WHAT THIS TASK INVOLVES
Gather the lines from the material that contain "ページ目です".

++++++++++++++++++++

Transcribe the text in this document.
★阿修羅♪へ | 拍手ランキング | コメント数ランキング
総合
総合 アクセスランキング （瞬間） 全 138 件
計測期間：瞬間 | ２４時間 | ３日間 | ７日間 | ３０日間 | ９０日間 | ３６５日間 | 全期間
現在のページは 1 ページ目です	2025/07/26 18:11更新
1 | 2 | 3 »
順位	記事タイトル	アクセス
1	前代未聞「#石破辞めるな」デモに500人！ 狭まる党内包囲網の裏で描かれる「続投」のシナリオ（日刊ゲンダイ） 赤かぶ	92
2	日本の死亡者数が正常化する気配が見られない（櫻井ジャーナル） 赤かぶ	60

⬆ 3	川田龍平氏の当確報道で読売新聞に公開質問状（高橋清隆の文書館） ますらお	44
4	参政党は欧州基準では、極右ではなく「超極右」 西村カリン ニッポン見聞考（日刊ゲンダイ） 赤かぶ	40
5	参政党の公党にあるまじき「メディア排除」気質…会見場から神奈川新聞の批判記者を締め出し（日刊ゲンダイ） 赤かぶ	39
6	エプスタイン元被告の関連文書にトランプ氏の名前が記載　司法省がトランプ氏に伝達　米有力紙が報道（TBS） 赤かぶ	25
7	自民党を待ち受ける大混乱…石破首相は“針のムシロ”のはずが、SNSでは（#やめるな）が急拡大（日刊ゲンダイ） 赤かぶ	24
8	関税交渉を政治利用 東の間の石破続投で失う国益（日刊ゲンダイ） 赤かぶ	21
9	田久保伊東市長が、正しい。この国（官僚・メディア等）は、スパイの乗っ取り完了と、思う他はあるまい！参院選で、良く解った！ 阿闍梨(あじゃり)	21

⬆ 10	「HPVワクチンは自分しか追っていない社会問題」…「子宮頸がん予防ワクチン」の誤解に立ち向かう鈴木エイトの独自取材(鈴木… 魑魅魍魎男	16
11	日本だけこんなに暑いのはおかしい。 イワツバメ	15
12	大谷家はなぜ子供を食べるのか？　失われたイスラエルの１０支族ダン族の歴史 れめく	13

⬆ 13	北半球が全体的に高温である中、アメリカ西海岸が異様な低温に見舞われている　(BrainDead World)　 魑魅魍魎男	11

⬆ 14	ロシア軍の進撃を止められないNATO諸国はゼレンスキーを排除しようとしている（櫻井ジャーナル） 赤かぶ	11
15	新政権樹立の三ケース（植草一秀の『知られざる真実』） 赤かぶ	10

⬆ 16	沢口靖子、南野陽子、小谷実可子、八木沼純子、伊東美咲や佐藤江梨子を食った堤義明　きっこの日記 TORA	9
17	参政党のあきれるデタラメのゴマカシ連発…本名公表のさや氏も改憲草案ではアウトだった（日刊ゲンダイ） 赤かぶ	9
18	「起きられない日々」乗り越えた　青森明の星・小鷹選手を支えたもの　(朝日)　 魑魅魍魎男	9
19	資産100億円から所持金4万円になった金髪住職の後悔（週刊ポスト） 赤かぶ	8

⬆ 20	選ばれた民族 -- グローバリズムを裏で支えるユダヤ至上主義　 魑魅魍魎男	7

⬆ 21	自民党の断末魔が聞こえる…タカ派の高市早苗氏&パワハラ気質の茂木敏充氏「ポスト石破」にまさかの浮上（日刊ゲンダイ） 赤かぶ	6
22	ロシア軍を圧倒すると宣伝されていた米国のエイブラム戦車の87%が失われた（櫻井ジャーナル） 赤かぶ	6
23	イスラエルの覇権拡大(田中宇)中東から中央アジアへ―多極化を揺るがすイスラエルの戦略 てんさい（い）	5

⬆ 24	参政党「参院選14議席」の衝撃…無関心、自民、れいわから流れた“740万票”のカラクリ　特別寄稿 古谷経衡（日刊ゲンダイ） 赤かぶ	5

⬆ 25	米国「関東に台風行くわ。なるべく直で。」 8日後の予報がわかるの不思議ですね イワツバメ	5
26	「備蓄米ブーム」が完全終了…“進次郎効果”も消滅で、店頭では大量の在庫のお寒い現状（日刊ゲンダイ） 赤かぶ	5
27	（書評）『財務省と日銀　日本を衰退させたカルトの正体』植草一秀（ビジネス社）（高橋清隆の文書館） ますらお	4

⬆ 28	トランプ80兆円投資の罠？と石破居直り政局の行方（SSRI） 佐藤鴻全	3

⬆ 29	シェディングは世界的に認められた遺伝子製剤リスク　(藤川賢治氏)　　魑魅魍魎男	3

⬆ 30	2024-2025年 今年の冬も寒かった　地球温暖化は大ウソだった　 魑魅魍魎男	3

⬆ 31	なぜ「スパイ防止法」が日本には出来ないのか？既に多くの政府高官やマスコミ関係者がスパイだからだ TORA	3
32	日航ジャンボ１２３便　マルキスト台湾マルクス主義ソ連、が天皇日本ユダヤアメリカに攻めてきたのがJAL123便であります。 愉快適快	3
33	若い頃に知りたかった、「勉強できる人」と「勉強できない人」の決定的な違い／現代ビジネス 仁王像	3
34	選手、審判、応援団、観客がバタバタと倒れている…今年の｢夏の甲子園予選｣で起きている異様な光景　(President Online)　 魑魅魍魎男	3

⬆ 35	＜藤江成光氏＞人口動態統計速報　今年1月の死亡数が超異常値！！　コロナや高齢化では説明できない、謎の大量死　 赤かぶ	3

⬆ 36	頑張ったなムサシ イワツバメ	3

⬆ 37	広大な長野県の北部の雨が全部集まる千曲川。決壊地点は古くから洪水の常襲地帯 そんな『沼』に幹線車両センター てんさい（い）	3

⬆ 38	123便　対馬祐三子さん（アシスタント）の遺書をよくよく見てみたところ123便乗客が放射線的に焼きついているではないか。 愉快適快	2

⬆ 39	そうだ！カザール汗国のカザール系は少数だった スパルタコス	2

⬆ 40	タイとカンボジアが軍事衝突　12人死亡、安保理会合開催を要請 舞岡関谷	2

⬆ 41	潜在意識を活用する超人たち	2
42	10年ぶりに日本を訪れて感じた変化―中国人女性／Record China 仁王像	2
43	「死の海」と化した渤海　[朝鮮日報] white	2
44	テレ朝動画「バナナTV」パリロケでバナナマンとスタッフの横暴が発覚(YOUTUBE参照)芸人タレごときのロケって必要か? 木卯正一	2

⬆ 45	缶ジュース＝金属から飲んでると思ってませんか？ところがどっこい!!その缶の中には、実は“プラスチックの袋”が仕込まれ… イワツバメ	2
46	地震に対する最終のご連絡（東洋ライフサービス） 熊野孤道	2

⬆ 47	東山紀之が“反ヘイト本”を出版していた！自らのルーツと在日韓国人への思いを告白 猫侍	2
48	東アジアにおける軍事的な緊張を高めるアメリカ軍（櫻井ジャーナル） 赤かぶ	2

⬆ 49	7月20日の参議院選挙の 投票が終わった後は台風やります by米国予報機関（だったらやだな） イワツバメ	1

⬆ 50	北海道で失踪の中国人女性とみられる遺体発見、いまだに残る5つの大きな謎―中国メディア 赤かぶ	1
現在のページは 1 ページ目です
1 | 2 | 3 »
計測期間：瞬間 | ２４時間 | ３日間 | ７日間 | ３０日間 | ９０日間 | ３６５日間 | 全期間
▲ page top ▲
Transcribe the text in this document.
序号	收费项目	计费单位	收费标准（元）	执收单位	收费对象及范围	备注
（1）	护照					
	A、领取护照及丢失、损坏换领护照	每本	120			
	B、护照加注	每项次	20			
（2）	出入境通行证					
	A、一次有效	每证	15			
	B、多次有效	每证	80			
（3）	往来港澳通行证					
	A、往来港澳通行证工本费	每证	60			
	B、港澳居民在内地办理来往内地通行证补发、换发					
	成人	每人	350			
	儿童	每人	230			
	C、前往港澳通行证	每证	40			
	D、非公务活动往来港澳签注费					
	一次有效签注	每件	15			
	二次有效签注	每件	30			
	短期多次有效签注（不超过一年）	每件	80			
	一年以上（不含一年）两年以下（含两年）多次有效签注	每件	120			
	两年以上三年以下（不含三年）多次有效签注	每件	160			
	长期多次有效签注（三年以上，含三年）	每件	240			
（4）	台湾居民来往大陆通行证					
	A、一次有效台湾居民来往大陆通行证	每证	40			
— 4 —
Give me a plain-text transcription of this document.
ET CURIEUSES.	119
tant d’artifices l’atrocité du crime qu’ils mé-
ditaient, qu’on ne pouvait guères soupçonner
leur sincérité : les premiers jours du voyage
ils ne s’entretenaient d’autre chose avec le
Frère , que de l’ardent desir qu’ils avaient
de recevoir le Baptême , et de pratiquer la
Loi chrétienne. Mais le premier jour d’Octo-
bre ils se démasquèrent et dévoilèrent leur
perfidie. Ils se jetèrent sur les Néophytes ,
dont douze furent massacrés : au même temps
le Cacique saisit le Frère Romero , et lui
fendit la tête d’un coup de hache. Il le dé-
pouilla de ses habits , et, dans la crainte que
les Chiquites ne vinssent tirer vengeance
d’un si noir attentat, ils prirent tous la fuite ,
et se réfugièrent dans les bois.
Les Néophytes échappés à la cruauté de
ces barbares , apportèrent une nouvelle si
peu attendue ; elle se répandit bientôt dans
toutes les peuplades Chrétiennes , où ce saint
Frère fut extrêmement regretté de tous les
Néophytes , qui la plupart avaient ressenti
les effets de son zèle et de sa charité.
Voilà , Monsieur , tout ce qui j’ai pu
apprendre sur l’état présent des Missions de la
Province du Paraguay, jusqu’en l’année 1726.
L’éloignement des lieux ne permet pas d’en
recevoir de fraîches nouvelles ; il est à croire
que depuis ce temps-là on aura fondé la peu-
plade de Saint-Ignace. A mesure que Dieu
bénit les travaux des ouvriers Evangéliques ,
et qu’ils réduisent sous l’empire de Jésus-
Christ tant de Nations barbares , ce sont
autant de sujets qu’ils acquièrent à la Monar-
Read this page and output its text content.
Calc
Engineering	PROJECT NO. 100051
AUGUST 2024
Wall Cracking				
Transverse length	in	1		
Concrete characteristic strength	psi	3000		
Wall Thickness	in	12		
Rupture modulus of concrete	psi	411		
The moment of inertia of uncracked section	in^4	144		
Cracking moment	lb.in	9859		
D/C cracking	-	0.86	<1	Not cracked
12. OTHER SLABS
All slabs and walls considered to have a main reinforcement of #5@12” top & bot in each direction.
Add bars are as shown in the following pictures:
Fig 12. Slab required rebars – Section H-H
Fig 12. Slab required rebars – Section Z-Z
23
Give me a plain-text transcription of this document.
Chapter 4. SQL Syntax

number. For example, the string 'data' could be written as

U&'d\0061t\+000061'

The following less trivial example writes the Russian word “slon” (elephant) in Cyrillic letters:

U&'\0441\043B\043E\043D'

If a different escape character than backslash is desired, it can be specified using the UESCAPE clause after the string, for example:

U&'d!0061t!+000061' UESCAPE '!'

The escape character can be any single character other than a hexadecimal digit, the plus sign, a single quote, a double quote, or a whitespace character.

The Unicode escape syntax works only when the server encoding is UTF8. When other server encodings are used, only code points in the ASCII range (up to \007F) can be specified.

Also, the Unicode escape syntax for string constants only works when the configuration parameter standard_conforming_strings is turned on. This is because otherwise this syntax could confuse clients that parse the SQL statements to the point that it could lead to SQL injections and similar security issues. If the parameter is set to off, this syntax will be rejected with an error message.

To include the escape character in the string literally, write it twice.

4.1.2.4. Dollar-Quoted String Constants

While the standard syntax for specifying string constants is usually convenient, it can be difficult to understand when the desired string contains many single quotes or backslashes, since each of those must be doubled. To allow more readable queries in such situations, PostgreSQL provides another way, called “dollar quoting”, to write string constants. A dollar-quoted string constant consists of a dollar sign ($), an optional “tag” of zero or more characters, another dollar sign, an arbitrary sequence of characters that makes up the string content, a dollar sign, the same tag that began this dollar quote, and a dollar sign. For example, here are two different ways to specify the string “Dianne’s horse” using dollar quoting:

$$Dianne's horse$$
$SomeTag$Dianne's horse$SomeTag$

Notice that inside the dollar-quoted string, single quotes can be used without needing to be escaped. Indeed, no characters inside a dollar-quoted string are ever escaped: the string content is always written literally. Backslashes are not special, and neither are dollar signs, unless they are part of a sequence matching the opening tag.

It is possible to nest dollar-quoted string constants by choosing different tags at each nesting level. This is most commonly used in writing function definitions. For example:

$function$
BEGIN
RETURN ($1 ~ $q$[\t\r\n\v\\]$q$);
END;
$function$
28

++++++++++++++++++++

RESPONSE TO THE TASK
現在のページは 1 ページ目です	2025/07/26 18:11更新
現在のページは 1 ページ目です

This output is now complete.